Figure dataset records
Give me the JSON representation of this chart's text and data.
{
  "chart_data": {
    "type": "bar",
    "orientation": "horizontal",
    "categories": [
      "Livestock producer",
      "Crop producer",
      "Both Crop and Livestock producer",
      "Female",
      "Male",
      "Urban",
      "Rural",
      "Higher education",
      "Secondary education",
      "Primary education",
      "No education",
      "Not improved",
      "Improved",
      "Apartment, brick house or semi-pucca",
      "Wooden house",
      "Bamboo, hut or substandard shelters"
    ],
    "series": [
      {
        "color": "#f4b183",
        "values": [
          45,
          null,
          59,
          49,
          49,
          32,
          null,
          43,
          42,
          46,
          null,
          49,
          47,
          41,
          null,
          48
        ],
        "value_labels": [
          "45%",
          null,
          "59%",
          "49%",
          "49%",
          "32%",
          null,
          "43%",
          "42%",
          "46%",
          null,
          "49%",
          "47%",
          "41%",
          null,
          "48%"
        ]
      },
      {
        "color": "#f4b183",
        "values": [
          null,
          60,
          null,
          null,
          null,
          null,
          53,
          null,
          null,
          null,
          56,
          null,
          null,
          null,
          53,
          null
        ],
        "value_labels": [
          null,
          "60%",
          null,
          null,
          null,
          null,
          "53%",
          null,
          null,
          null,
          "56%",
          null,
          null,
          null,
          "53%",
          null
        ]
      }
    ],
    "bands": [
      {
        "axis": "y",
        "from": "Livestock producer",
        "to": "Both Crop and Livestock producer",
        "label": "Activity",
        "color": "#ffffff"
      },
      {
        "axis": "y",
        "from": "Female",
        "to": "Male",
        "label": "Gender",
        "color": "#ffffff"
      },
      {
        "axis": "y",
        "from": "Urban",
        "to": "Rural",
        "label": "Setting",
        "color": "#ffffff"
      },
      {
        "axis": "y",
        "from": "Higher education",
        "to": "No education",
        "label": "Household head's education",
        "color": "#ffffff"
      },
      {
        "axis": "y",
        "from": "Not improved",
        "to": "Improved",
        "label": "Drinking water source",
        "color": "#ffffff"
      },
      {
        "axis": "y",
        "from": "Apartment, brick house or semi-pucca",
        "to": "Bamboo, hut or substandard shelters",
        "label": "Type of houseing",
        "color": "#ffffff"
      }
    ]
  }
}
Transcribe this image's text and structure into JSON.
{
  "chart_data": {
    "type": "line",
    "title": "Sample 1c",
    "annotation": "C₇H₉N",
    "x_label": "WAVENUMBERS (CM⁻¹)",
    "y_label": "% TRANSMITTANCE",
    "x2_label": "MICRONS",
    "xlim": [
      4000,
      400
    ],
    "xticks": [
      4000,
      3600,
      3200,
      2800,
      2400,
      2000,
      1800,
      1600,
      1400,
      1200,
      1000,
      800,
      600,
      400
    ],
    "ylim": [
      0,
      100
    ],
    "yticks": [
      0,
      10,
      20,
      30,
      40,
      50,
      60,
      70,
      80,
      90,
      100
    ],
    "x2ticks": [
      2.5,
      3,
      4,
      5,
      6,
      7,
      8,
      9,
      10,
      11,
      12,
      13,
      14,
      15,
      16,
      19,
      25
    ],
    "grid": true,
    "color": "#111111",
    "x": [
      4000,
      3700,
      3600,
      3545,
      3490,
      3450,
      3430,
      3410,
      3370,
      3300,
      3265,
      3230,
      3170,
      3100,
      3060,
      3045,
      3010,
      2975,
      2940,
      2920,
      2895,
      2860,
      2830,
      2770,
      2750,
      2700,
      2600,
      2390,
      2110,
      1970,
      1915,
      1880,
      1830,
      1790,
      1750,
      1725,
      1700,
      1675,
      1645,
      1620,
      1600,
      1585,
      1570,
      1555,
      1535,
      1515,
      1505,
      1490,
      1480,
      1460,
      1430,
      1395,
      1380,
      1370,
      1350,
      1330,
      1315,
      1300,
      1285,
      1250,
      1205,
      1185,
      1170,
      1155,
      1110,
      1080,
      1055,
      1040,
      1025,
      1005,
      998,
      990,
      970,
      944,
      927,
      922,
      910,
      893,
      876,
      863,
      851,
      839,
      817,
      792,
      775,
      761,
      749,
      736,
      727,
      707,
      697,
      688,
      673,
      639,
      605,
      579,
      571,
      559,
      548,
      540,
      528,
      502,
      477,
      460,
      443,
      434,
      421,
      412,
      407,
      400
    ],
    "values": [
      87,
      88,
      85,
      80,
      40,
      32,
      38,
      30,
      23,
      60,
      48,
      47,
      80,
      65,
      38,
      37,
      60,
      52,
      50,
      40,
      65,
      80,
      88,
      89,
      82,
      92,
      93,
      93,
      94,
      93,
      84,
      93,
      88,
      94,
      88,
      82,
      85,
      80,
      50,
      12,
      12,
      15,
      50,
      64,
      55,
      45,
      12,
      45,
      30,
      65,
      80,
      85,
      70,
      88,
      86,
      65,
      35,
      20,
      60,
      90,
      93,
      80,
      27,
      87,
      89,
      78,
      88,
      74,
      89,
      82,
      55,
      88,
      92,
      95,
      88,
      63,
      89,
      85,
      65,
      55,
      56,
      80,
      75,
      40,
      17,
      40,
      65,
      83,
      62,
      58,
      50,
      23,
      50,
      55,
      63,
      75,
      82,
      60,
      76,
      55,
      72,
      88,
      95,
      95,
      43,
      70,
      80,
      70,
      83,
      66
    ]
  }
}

== What is expected ==
Copy the records above exactly as they appear.

== Result of this task ==
Give me the JSON representation of this chart's text and data.
{
  "chart_data": {
    "type": "bar",
    "orientation": "horizontal",
    "categories": [
      "Livestock producer",
      "Crop producer",
      "Both Crop and Livestock producer",
      "Female",
      "Male",
      "Urban",
      "Rural",
      "Higher education",
      "Secondary education",
      "Primary education",
      "No education",
      "Not improved",
      "Improved",
      "Apartment, brick house or semi-pucca",
      "Wooden house",
      "Bamboo, hut or substandard shelters"
    ],
    "series": [
      {
        "color": "#f4b183",
        "values": [
          45,
          null,
          59,
          49,
          49,
          32,
          null,
          43,
          42,
          46,
          null,
          49,
          47,
          41,
          null,
          48
        ],
        "value_labels": [
          "45%",
          null,
          "59%",
          "49%",
          "49%",
          "32%",
          null,
          "43%",
          "42%",
          "46%",
          null,
          "49%",
          "47%",
          "41%",
          null,
          "48%"
        ]
      },
      {
        "color": "#f4b183",
        "values": [
          null,
          60,
          null,
          null,
          null,
          null,
          53,
          null,
          null,
          null,
          56,
          null,
          null,
          null,
          53,
          null
        ],
        "value_labels": [
          null,
          "60%",
          null,
          null,
          null,
          null,
          "53%",
          null,
          null,
          null,
          "56%",
          null,
          null,
          null,
          "53%",
          null
        ]
      }
    ],
    "bands": [
      {
        "axis": "y",
        "from": "Livestock producer",
        "to": "Both Crop and Livestock producer",
        "label": "Activity",
        "color": "#ffffff"
      },
      {
        "axis": "y",
        "from": "Female",
        "to": "Male",
        "label": "Gender",
        "color": "#ffffff"
      },
      {
        "axis": "y",
        "from": "Urban",
        "to": "Rural",
        "label": "Setting",
        "color": "#ffffff"
      },
      {
        "axis": "y",
        "from": "Higher education",
        "to": "No education",
        "label": "Household head's education",
        "color": "#ffffff"
      },
      {
        "axis": "y",
        "from": "Not improved",
        "to": "Improved",
        "label": "Drinking water source",
        "color": "#ffffff"
      },
      {
        "axis": "y",
        "from": "Apartment, brick house or semi-pucca",
        "to": "Bamboo, hut or substandard shelters",
        "label": "Type of houseing",
        "color": "#ffffff"
      }
    ]
  }
}
Transcribe this image's text and structure into JSON.
{
  "chart_data": {
    "type": "line",
    "title": "Sample 1c",
    "annotation": "C₇H₉N",
    "x_label": "WAVENUMBERS (CM⁻¹)",
    "y_label": "% TRANSMITTANCE",
    "x2_label": "MICRONS",
    "xlim": [
      4000,
      400
    ],
    "xticks": [
      4000,
      3600,
      3200,
      2800,
      2400,
      2000,
      1800,
      1600,
      1400,
      1200,
      1000,
      800,
      600,
      400
    ],
    "ylim": [
      0,
      100
    ],
    "yticks": [
      0,
      10,
      20,
      30,
      40,
      50,
      60,
      70,
      80,
      90,
      100
    ],
    "x2ticks": [
      2.5,
      3,
      4,
      5,
      6,
      7,
      8,
      9,
      10,
      11,
      12,
      13,
      14,
      15,
      16,
      19,
      25
    ],
    "grid": true,
    "color": "#111111",
    "x": [
      4000,
      3700,
      3600,
      3545,
      3490,
      3450,
      3430,
      3410,
      3370,
      3300,
      3265,
      3230,
      3170,
      3100,
      3060,
      3045,
      3010,
      2975,
      2940,
      2920,
      2895,
      2860,
      2830,
      2770,
      2750,
      2700,
      2600,
      2390,
      2110,
      1970,
      1915,
      1880,
      1830,
      1790,
      1750,
      1725,
      1700,
      1675,
      1645,
      1620,
      1600,
      1585,
      1570,
      1555,
      1535,
      1515,
      1505,
      1490,
      1480,
      1460,
      1430,
      1395,
      1380,
      1370,
      1350,
      1330,
      1315,
      1300,
      1285,
      1250,
      1205,
      1185,
      1170,
      1155,
      1110,
      1080,
      1055,
      1040,
      1025,
      1005,
      998,
      990,
      970,
      944,
      927,
      922,
      910,
      893,
      876,
      863,
      851,
      839,
      817,
      792,
      775,
      761,
      749,
      736,
      727,
      707,
      697,
      688,
      673,
      639,
      605,
      579,
      571,
      559,
      548,
      540,
      528,
      502,
      477,
      460,
      443,
      434,
      421,
      412,
      407,
      400
    ],
    "values": [
      87,
      88,
      85,
      80,
      40,
      32,
      38,
      30,
      23,
      60,
      48,
      47,
      80,
      65,
      38,
      37,
      60,
      52,
      50,
      40,
      65,
      80,
      88,
      89,
      82,
      92,
      93,
      93,
      94,
      93,
      84,
      93,
      88,
      94,
      88,
      82,
      85,
      80,
      50,
      12,
      12,
      15,
      50,
      64,
      55,
      45,
      12,
      45,
      30,
      65,
      80,
      85,
      70,
      88,
      86,
      65,
      35,
      20,
      60,
      90,
      93,
      80,
      27,
      87,
      89,
      78,
      88,
      74,
      89,
      82,
      55,
      88,
      92,
      95,
      88,
      63,
      89,
      85,
      65,
      55,
      56,
      80,
      75,
      40,
      17,
      40,
      65,
      83,
      62,
      58,
      50,
      23,
      50,
      55,
      63,
      75,
      82,
      60,
      76,
      55,
      72,
      88,
      95,
      95,
      43,
      70,
      80,
      70,
      83,
      66
    ]
  }
}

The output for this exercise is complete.